[Begin]
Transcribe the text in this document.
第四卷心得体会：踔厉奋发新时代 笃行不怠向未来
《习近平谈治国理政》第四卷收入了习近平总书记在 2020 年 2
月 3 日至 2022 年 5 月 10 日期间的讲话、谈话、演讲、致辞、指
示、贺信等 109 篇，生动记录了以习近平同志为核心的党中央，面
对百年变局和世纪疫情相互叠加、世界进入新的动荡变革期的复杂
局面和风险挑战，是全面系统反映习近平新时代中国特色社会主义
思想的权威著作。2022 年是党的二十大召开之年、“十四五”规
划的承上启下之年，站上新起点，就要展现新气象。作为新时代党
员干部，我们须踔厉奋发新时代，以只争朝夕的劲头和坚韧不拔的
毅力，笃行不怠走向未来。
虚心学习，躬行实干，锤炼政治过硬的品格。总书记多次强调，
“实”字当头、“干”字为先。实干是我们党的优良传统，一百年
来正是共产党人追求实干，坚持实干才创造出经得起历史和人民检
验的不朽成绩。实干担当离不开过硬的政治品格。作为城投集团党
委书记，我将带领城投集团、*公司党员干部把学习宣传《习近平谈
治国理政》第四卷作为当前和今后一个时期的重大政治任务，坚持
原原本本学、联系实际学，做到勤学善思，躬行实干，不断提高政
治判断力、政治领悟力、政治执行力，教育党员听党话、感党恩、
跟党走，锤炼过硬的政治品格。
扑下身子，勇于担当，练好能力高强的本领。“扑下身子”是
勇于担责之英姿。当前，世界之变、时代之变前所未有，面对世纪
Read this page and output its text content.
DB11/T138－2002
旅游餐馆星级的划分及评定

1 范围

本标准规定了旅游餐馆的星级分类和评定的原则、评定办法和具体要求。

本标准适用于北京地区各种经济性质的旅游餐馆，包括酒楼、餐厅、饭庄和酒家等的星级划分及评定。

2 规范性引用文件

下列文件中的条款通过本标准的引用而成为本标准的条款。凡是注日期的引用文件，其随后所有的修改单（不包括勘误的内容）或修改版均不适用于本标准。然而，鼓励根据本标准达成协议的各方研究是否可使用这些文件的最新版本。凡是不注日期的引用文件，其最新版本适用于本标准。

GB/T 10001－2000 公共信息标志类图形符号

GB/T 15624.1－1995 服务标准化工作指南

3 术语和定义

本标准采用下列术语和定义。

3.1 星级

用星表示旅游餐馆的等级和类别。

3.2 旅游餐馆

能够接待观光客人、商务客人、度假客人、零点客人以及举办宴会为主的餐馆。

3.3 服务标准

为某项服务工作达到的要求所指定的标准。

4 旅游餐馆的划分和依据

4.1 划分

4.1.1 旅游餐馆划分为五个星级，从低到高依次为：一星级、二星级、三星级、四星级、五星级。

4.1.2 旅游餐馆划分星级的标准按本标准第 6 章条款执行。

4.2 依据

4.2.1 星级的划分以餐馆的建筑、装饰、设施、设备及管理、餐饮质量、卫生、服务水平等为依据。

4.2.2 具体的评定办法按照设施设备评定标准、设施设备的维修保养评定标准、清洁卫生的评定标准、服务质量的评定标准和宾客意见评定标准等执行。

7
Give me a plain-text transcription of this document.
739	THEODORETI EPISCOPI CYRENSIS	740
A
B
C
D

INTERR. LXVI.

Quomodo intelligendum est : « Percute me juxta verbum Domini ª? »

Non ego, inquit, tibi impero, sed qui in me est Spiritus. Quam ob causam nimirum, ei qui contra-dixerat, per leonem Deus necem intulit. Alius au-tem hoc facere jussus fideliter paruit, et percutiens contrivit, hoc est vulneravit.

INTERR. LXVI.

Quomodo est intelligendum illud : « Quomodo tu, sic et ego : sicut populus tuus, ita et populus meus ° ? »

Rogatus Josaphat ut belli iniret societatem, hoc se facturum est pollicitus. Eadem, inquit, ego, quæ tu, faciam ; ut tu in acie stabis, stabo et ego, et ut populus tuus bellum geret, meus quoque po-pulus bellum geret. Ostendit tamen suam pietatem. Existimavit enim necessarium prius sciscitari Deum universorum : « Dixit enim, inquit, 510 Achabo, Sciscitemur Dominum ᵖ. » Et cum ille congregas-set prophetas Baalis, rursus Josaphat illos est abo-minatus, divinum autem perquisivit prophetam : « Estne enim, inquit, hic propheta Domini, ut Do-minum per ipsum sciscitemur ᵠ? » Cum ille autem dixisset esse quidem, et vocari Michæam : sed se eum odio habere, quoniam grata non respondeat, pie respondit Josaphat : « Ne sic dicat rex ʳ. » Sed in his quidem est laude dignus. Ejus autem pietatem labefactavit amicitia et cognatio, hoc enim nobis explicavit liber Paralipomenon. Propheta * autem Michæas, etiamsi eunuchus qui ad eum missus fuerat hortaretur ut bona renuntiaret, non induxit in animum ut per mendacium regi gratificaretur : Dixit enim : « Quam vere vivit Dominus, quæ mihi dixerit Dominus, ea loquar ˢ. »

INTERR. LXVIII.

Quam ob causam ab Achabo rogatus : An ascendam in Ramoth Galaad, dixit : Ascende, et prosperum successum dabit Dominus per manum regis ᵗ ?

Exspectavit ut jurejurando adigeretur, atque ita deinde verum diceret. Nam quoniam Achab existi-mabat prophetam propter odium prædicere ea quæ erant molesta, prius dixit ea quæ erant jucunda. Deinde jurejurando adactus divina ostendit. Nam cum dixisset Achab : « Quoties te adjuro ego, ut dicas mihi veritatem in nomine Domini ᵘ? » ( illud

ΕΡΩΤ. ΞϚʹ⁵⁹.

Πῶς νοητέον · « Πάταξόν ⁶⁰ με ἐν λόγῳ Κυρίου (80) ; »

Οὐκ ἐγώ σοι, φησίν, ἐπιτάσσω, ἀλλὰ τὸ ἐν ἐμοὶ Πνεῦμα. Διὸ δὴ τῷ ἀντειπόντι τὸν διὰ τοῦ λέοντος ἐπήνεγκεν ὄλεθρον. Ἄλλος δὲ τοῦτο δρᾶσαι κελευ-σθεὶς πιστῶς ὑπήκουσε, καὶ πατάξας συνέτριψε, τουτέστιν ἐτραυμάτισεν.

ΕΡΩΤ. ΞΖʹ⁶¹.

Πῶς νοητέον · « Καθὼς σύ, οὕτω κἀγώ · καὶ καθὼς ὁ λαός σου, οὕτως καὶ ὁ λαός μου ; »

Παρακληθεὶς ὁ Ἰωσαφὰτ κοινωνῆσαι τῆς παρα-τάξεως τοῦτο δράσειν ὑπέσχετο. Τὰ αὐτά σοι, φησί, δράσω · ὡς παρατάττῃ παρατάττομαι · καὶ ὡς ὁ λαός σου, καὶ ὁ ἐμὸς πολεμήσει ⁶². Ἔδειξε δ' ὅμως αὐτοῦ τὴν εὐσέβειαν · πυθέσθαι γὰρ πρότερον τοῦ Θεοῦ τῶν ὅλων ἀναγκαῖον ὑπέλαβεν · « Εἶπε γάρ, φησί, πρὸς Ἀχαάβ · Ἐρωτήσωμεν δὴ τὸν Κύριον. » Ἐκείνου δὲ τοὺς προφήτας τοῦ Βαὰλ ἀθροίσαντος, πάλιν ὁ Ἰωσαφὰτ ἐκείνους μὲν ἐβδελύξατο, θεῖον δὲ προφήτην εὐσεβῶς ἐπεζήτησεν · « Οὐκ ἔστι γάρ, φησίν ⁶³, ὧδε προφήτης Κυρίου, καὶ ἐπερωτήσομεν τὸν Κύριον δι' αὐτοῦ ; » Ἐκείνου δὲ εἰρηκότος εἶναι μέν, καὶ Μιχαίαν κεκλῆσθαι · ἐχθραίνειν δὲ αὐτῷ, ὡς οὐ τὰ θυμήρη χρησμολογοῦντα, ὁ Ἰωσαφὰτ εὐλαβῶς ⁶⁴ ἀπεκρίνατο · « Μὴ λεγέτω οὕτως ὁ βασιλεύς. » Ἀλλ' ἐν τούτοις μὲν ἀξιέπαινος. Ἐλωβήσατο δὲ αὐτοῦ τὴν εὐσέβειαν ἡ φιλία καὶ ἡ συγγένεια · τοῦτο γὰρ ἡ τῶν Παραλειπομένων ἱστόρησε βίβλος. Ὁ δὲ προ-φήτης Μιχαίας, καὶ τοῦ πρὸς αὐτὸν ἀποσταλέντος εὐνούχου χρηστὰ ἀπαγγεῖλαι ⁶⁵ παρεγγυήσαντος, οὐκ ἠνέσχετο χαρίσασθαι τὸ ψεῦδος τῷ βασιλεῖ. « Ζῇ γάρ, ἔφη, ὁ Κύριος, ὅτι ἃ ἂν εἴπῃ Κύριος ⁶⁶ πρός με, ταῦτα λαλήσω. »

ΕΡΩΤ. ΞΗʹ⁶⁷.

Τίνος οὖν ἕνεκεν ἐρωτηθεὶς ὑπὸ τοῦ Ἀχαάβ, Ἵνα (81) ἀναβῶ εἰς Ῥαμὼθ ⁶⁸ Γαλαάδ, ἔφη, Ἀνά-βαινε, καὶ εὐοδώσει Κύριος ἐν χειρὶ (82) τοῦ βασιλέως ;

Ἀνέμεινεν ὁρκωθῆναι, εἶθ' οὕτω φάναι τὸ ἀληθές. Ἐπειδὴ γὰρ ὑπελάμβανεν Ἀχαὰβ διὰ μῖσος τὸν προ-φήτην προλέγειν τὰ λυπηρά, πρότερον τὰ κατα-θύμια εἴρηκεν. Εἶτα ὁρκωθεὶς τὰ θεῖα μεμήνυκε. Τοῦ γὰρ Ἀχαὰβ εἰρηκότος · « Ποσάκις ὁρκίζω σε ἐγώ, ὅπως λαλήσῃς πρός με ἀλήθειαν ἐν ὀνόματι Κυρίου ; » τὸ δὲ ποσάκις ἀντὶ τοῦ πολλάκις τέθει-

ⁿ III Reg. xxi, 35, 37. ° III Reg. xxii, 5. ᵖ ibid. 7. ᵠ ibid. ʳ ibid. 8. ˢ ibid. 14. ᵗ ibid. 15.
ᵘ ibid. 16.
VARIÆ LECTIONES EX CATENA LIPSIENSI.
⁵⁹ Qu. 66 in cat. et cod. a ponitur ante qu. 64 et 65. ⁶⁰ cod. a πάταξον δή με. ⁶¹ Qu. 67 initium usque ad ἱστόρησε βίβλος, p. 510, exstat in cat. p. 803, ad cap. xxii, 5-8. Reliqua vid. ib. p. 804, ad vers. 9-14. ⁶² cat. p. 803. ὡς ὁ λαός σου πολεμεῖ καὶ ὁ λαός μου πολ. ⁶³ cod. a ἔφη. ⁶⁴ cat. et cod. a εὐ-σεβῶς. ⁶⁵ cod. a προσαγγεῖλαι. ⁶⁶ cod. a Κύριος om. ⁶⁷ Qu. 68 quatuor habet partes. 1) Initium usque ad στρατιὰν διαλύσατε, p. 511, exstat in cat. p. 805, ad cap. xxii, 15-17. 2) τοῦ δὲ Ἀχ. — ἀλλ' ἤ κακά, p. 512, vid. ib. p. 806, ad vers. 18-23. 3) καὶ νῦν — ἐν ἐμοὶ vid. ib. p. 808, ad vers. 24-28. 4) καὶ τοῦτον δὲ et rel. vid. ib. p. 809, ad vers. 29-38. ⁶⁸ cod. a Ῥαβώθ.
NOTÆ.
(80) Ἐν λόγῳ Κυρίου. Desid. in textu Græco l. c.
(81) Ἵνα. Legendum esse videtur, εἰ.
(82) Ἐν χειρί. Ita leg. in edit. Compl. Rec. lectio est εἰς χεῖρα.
[End]
> INSTRUCTIONS TO FOLLOW
State how many lines of the records above contain "document", with no words besides the number.

> EXPECTED OUTPUT
2